Dataset items:

★ ★ ★ ★ ★ ★ ★

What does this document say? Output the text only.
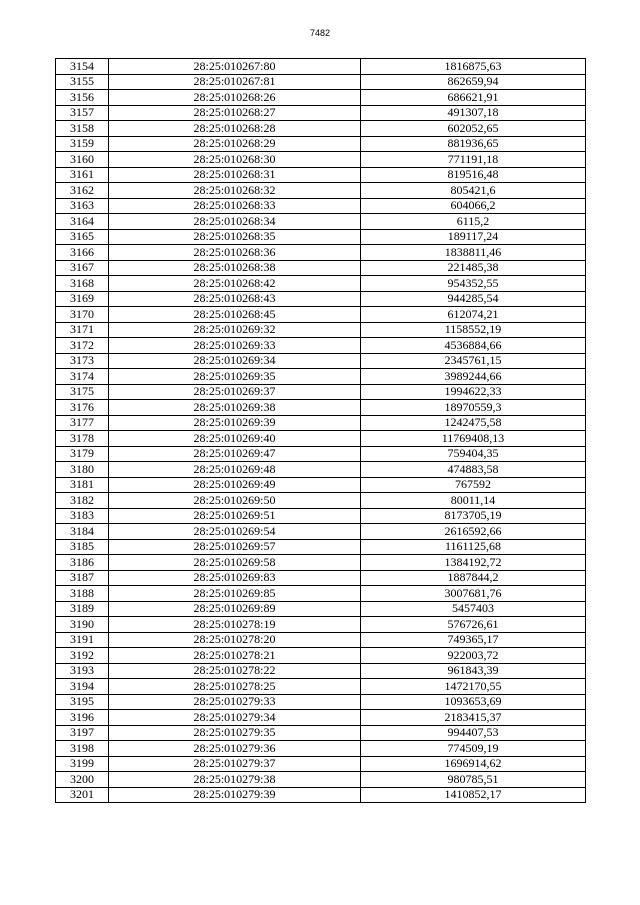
7482
3154	28:25:010267:80	1816875,63
3155	28:25:010267:81	862659,94
3156	28:25:010268:26	686621,91
3157	28:25:010268:27	491307,18
3158	28:25:010268:28	602052,65
3159	28:25:010268:29	881936,65
3160	28:25:010268:30	771191,18
3161	28:25:010268:31	819516,48
3162	28:25:010268:32	805421,6
3163	28:25:010268:33	604066,2
3164	28:25:010268:34	6115,2
3165	28:25:010268:35	189117,24
3166	28:25:010268:36	1838811,46
3167	28:25:010268:38	221485,38
3168	28:25:010268:42	954352,55
3169	28:25:010268:43	944285,54
3170	28:25:010268:45	612074,21
3171	28:25:010269:32	1158552,19
3172	28:25:010269:33	4536884,66
3173	28:25:010269:34	2345761,15
3174	28:25:010269:35	3989244,66
3175	28:25:010269:37	1994622,33
3176	28:25:010269:38	18970559,3
3177	28:25:010269:39	1242475,58
3178	28:25:010269:40	11769408,13
3179	28:25:010269:47	759404,35
3180	28:25:010269:48	474883,58
3181	28:25:010269:49	767592
3182	28:25:010269:50	80011,14
3183	28:25:010269:51	8173705,19
3184	28:25:010269:54	2616592,66
3185	28:25:010269:57	1161125,68
3186	28:25:010269:58	1384192,72
3187	28:25:010269:83	1887844,2
3188	28:25:010269:85	3007681,76
3189	28:25:010269:89	5457403
3190	28:25:010278:19	576726,61
3191	28:25:010278:20	749365,17
3192	28:25:010278:21	922003,72
3193	28:25:010278:22	961843,39
3194	28:25:010278:25	1472170,55
3195	28:25:010279:33	1093653,69
3196	28:25:010279:34	2183415,37
3197	28:25:010279:35	994407,53
3198	28:25:010279:36	774509,19
3199	28:25:010279:37	1696914,62
3200	28:25:010279:38	980785,51
3201	28:25:010279:39	1410852,17
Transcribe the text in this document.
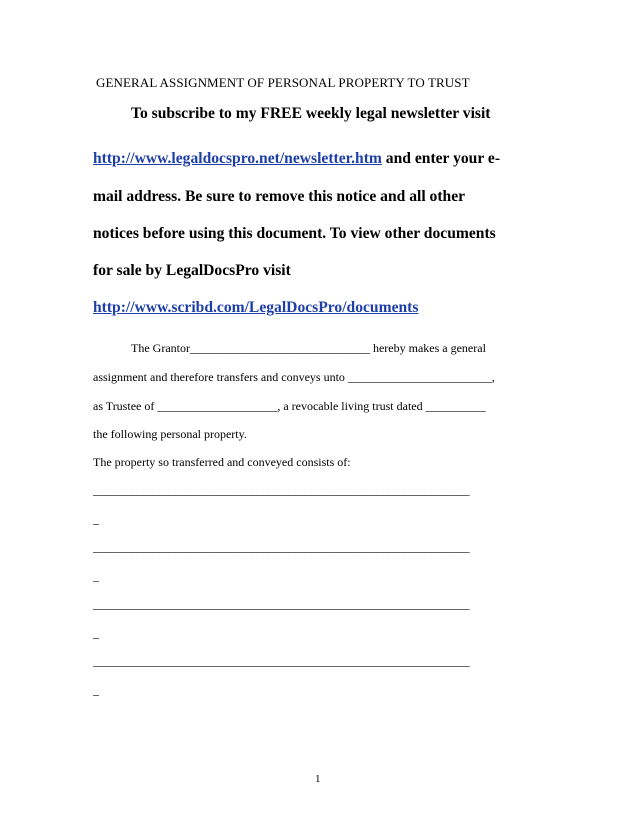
GENERAL ASSIGNMENT OF PERSONAL PROPERTY TO TRUST
To subscribe to my FREE weekly legal newsletter visit
http://www.legaldocspro.net/newsletter.htm and enter your e-
mail address. Be sure to remove this notice and all other
notices before using this document. To view other documents
for sale by LegalDocsPro visit
http://www.scribd.com/LegalDocsPro/documents
The Grantor______________________________ hereby makes a general
assignment and therefore transfers and conveys unto ________________________,
as Trustee of ____________________, a revocable living trust dated __________
the following personal property.
The property so transferred and conveyed consists of:
_____________________________________________________________________
_
_____________________________________________________________________
_
_____________________________________________________________________
_
_____________________________________________________________________
_
1
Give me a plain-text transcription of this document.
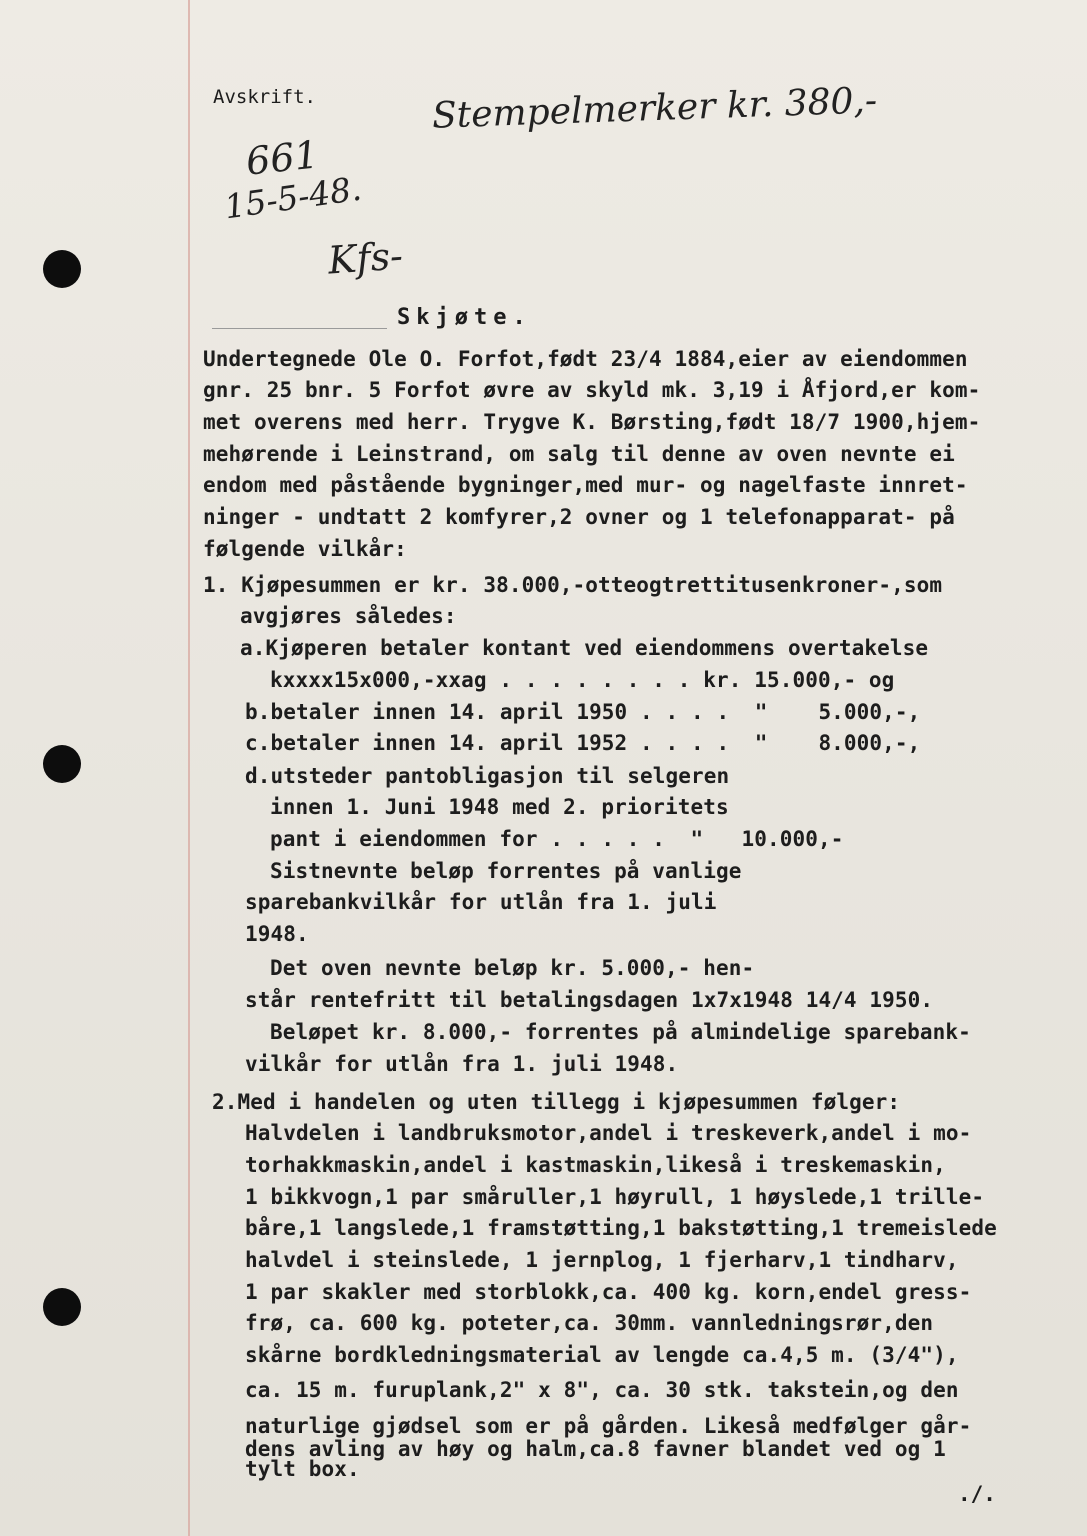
Avskrift.	Stempelmerker kr. 380,-
661
15-5-48.
Kfs-
Skjøte.
Undertegnede Ole O. Forfot,født 23/4 1884,eier av eiendommen
gnr. 25 bnr. 5 Forfot øvre av skyld mk. 3,19 i Åfjord,er kom-
met overens med herr. Trygve K. Børsting,født 18/7 1900,hjem-
mehørende i Leinstrand, om salg til denne av oven nevnte ei
endom med påstående bygninger,med mur- og nagelfaste innret-
ninger - undtatt 2 komfyrer,2 ovner og 1 telefonapparat- på
følgende vilkår:
1. Kjøpesummen er kr. 38.000,-otteogtrettitusenkroner-,som
avgjøres således:
a.Kjøperen betaler kontant ved eiendommens overtakelse
kxxxx15x000,-xxag . . . . . . . . kr. 15.000,- og
b.betaler innen 14. april 1950 . . . .  "    5.000,-,
c.betaler innen 14. april 1952 . . . .  "    8.000,-,
d.utsteder pantobligasjon til selgeren
innen 1. Juni 1948 med 2. prioritets
pant i eiendommen for . . . . .  "   10.000,-
Sistnevnte beløp forrentes på vanlige
sparebankvilkår for utlån fra 1. juli
1948.
Det oven nevnte beløp kr. 5.000,- hen-
står rentefritt til betalingsdagen 1x7x1948 14/4 1950.
Beløpet kr. 8.000,- forrentes på almindelige sparebank-
vilkår for utlån fra 1. juli 1948.
2.Med i handelen og uten tillegg i kjøpesummen følger:
Halvdelen i landbruksmotor,andel i treskeverk,andel i mo-
torhakkmaskin,andel i kastmaskin,likeså i treskemaskin,
1 bikkvogn,1 par småruller,1 høyrull, 1 høyslede,1 trille-
båre,1 langslede,1 framstøtting,1 bakstøtting,1 tremeislede
halvdel i steinslede, 1 jernplog, 1 fjerharv,1 tindharv,
1 par skakler med storblokk,ca. 400 kg. korn,endel gress-
frø, ca. 600 kg. poteter,ca. 30mm. vannledningsrør,den
skårne bordkledningsmaterial av lengde ca.4,5 m. (3/4"),
ca. 15 m. furuplank,2" x 8", ca. 30 stk. takstein,og den
naturlige gjødsel som er på gården. Likeså medfølger går-
dens avling av høy og halm,ca.8 favner blandet ved og 1
tylt box.
./.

★ ★ ★ ★ ★ ★ ★

What is needed: Return all lines containing "oven".

Exercise result:
mehørende i Leinstrand, om salg til denne av oven nevnte ei
Det oven nevnte beløp kr. 5.000,- hen-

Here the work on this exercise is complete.